--- DATA PROVIDED ---
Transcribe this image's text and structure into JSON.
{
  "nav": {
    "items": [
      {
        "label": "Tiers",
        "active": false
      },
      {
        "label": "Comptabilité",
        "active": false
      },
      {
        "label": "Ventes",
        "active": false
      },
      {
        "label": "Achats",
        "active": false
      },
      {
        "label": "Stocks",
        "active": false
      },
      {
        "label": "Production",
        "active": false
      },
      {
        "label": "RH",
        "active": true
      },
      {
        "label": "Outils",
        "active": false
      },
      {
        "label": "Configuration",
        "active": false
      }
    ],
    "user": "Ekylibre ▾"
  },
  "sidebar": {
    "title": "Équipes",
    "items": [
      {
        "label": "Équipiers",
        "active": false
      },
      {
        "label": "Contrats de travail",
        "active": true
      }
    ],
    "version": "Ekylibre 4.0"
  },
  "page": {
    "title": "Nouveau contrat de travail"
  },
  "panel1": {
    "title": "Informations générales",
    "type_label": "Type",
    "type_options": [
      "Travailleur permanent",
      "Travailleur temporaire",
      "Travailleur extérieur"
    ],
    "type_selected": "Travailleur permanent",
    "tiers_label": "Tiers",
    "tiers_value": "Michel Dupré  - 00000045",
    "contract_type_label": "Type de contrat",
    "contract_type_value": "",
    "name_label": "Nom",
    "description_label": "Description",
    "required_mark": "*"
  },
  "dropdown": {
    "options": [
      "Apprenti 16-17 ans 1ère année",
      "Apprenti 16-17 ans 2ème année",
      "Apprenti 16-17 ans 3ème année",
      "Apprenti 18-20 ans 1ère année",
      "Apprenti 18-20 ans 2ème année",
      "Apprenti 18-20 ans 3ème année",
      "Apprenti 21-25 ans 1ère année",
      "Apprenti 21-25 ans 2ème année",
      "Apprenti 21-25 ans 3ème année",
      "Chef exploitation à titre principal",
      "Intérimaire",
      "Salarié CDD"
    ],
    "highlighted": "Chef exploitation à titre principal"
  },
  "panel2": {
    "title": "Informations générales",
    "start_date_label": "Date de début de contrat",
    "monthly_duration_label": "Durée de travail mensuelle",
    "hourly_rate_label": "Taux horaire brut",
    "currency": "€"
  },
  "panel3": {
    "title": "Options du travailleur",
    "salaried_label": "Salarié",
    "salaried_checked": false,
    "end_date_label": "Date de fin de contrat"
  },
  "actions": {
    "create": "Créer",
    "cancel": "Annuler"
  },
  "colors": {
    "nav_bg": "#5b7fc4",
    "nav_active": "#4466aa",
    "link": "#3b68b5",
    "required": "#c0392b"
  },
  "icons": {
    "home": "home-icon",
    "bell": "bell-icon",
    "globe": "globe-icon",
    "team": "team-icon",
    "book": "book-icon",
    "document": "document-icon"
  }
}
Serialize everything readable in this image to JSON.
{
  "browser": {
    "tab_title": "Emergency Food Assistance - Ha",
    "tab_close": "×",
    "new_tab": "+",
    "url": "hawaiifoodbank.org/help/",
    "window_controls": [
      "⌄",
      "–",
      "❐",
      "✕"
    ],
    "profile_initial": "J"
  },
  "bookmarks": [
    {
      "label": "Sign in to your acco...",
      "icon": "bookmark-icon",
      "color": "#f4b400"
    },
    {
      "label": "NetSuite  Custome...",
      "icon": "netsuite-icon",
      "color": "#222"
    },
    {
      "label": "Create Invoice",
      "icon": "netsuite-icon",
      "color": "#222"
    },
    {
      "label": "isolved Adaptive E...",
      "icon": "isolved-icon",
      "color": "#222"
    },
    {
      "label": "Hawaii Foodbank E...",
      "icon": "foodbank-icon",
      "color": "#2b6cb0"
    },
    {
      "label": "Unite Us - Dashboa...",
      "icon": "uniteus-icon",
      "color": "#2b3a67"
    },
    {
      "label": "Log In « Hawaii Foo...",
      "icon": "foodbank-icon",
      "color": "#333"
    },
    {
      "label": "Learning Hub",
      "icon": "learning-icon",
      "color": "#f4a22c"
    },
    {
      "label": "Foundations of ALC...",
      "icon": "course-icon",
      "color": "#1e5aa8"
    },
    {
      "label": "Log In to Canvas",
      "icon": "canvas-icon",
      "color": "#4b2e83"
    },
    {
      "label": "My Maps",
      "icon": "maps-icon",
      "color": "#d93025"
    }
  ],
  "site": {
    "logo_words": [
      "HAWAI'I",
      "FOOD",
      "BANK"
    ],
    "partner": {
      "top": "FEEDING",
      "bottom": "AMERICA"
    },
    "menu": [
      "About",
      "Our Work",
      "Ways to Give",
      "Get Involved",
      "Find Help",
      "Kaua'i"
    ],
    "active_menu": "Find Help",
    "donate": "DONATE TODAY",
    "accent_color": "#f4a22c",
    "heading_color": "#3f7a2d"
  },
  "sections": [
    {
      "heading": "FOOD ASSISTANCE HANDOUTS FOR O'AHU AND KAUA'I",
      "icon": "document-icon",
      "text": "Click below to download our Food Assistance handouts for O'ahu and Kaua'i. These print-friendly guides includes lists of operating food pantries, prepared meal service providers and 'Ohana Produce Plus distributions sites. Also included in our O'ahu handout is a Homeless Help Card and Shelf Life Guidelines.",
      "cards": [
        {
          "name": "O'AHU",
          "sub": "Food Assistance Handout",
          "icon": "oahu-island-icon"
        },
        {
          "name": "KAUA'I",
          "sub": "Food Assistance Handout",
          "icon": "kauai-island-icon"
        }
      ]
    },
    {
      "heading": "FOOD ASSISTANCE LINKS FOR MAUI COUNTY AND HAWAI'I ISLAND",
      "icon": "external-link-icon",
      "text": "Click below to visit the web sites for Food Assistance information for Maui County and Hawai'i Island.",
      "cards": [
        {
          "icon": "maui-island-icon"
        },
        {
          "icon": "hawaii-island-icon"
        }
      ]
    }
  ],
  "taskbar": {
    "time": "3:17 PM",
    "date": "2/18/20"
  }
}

--- JOB ---
Search the data for the word "titre" and copy each line where it appears.

--- RESULT ---
      "Chef exploitation à titre principal",
    "highlighted": "Chef exploitation à titre principal"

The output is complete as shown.